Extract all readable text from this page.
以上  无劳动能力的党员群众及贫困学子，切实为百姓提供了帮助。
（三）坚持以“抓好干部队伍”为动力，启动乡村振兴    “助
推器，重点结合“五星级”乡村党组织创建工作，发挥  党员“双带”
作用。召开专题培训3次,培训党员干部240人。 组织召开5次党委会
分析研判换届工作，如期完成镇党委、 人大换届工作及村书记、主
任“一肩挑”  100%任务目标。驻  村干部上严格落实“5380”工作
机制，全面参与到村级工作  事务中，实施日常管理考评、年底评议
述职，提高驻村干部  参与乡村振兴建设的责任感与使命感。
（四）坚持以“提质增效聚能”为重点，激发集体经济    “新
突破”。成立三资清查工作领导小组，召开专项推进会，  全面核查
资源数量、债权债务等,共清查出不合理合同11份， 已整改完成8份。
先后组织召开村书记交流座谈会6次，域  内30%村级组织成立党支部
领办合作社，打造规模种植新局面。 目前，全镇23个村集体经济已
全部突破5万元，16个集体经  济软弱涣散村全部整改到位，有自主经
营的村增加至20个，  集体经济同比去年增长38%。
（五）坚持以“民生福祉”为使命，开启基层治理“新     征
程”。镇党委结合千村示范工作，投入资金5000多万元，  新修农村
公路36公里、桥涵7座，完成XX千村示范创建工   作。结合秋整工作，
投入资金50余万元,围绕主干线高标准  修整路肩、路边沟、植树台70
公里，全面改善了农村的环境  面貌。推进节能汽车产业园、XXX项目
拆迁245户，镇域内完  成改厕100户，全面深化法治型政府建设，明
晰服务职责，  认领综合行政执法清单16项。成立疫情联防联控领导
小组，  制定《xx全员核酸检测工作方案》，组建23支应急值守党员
- - -
▸ Given instruction
Give the records above again, word for word.

▸ Final result
Extract all readable text from this page.
以上  无劳动能力的党员群众及贫困学子，切实为百姓提供了帮助。
（三）坚持以“抓好干部队伍”为动力，启动乡村振兴    “助
推器，重点结合“五星级”乡村党组织创建工作，发挥  党员“双带”
作用。召开专题培训3次,培训党员干部240人。 组织召开5次党委会
分析研判换届工作，如期完成镇党委、 人大换届工作及村书记、主
任“一肩挑”  100%任务目标。驻  村干部上严格落实“5380”工作
机制，全面参与到村级工作  事务中，实施日常管理考评、年底评议
述职，提高驻村干部  参与乡村振兴建设的责任感与使命感。
（四）坚持以“提质增效聚能”为重点，激发集体经济    “新
突破”。成立三资清查工作领导小组，召开专项推进会，  全面核查
资源数量、债权债务等,共清查出不合理合同11份， 已整改完成8份。
先后组织召开村书记交流座谈会6次，域  内30%村级组织成立党支部
领办合作社，打造规模种植新局面。 目前，全镇23个村集体经济已
全部突破5万元，16个集体经  济软弱涣散村全部整改到位，有自主经
营的村增加至20个，  集体经济同比去年增长38%。
（五）坚持以“民生福祉”为使命，开启基层治理“新     征
程”。镇党委结合千村示范工作，投入资金5000多万元，  新修农村
公路36公里、桥涵7座，完成XX千村示范创建工   作。结合秋整工作，
投入资金50余万元,围绕主干线高标准  修整路肩、路边沟、植树台70
公里，全面改善了农村的环境  面貌。推进节能汽车产业园、XXX项目
拆迁245户，镇域内完  成改厕100户，全面深化法治型政府建设，明
晰服务职责，  认领综合行政执法清单16项。成立疫情联防联控领导
小组，  制定《xx全员核酸检测工作方案》，组建23支应急值守党员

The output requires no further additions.